→ **What you will do**
Pull out from the material below all lines with "Benefit".

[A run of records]
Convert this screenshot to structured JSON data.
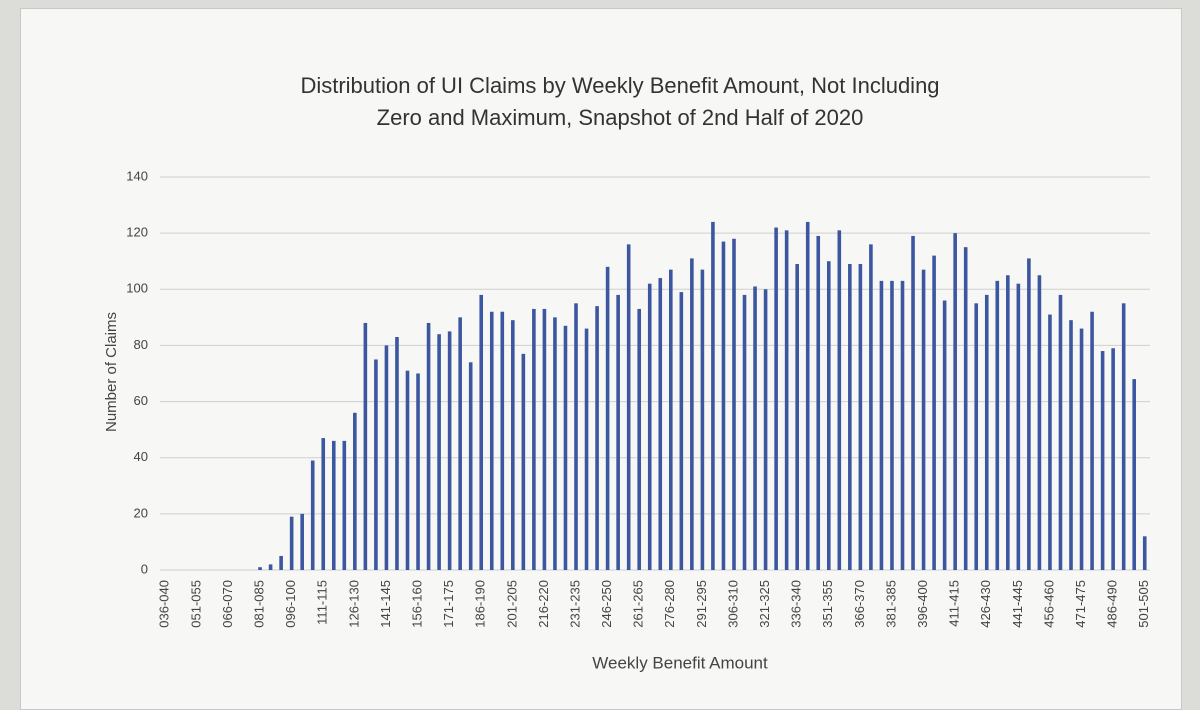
{
  "chart_data": {
    "type": "bar",
    "title": "Distribution of UI Claims by Weekly Benefit Amount, Not Including Zero and Maximum, Snapshot of 2nd Half of 2020",
    "x_label": "Weekly Benefit Amount",
    "y_label": "Number of Claims",
    "categories": [
      "036-040",
      null,
      null,
      "051-055",
      null,
      null,
      "066-070",
      null,
      null,
      "081-085",
      null,
      null,
      "096-100",
      null,
      null,
      "111-115",
      null,
      null,
      "126-130",
      null,
      null,
      "141-145",
      null,
      null,
      "156-160",
      null,
      null,
      "171-175",
      null,
      null,
      "186-190",
      null,
      null,
      "201-205",
      null,
      null,
      "216-220",
      null,
      null,
      "231-235",
      null,
      null,
      "246-250",
      null,
      null,
      "261-265",
      null,
      null,
      "276-280",
      null,
      null,
      "291-295",
      null,
      null,
      "306-310",
      null,
      null,
      "321-325",
      null,
      null,
      "336-340",
      null,
      null,
      "351-355",
      null,
      null,
      "366-370",
      null,
      null,
      "381-385",
      null,
      null,
      "396-400",
      null,
      null,
      "411-415",
      null,
      null,
      "426-430",
      null,
      null,
      "441-445",
      null,
      null,
      "456-460",
      null,
      null,
      "471-475",
      null,
      null,
      "486-490",
      null,
      null,
      "501-505"
    ],
    "values": [
      0,
      0,
      0,
      0,
      0,
      0,
      0,
      0,
      0,
      1,
      2,
      5,
      19,
      20,
      39,
      47,
      46,
      46,
      56,
      88,
      75,
      80,
      83,
      71,
      70,
      88,
      84,
      85,
      90,
      74,
      98,
      92,
      92,
      89,
      77,
      93,
      93,
      90,
      87,
      95,
      86,
      94,
      108,
      98,
      116,
      93,
      102,
      104,
      107,
      99,
      111,
      107,
      124,
      117,
      118,
      98,
      101,
      100,
      122,
      121,
      109,
      124,
      119,
      110,
      121,
      109,
      109,
      116,
      103,
      103,
      103,
      119,
      107,
      112,
      96,
      120,
      115,
      95,
      98,
      103,
      105,
      102,
      111,
      105,
      91,
      98,
      89,
      86,
      92,
      78,
      79,
      95,
      68,
      12
    ],
    "color": "#3c56a0",
    "ylim": [
      0,
      140
    ],
    "yticks": [
      0,
      20,
      40,
      60,
      80,
      100,
      120,
      140
    ],
    "grid": true
  }
}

→ **Response below**
    "title": "Distribution of UI Claims by Weekly Benefit Amount, Not Including Zero and Maximum, Snapshot of 2nd Half of 2020",
    "x_label": "Weekly Benefit Amount",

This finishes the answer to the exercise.